#### Extracted records

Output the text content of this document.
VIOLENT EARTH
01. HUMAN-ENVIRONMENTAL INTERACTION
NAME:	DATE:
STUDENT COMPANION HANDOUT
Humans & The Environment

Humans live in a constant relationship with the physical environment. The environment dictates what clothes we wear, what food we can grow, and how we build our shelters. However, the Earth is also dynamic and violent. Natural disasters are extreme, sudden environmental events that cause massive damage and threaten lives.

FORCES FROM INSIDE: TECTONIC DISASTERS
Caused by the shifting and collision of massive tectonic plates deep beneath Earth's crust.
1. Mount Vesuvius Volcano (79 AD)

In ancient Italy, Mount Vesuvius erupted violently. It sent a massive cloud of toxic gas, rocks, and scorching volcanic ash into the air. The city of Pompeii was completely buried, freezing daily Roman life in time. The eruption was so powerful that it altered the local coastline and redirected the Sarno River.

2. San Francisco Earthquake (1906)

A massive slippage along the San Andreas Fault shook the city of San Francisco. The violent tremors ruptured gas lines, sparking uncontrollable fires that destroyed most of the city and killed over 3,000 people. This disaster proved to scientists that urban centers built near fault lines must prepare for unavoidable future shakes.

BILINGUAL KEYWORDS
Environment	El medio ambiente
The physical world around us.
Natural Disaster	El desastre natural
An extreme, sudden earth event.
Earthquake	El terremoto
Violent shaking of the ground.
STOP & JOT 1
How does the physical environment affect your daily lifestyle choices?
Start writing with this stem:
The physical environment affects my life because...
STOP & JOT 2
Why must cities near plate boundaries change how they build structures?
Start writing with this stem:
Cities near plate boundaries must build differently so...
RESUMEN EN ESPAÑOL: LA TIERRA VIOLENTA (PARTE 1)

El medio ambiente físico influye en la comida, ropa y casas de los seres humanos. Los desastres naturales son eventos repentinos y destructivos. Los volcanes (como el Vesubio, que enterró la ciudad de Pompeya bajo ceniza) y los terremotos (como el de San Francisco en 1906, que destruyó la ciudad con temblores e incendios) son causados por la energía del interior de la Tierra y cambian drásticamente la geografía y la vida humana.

########

• Set problem
Please restate the records in full, word for word.

• Result below
Output the text content of this document.
VIOLENT EARTH
01. HUMAN-ENVIRONMENTAL INTERACTION
NAME:	DATE:
STUDENT COMPANION HANDOUT
Humans & The Environment

Humans live in a constant relationship with the physical environment. The environment dictates what clothes we wear, what food we can grow, and how we build our shelters. However, the Earth is also dynamic and violent. Natural disasters are extreme, sudden environmental events that cause massive damage and threaten lives.

FORCES FROM INSIDE: TECTONIC DISASTERS
Caused by the shifting and collision of massive tectonic plates deep beneath Earth's crust.
1. Mount Vesuvius Volcano (79 AD)

In ancient Italy, Mount Vesuvius erupted violently. It sent a massive cloud of toxic gas, rocks, and scorching volcanic ash into the air. The city of Pompeii was completely buried, freezing daily Roman life in time. The eruption was so powerful that it altered the local coastline and redirected the Sarno River.

2. San Francisco Earthquake (1906)

A massive slippage along the San Andreas Fault shook the city of San Francisco. The violent tremors ruptured gas lines, sparking uncontrollable fires that destroyed most of the city and killed over 3,000 people. This disaster proved to scientists that urban centers built near fault lines must prepare for unavoidable future shakes.

BILINGUAL KEYWORDS
Environment	El medio ambiente
The physical world around us.
Natural Disaster	El desastre natural
An extreme, sudden earth event.
Earthquake	El terremoto
Violent shaking of the ground.
STOP & JOT 1
How does the physical environment affect your daily lifestyle choices?
Start writing with this stem:
The physical environment affects my life because...
STOP & JOT 2
Why must cities near plate boundaries change how they build structures?
Start writing with this stem:
Cities near plate boundaries must build differently so...
RESUMEN EN ESPAÑOL: LA TIERRA VIOLENTA (PARTE 1)

El medio ambiente físico influye en la comida, ropa y casas de los seres humanos. Los desastres naturales son eventos repentinos y destructivos. Los volcanes (como el Vesubio, que enterró la ciudad de Pompeya bajo ceniza) y los terremotos (como el de San Francisco en 1906, que destruyó la ciudad con temblores e incendios) son causados por la energía del interior de la Tierra y cambian drásticamente la geografía y la vida humana.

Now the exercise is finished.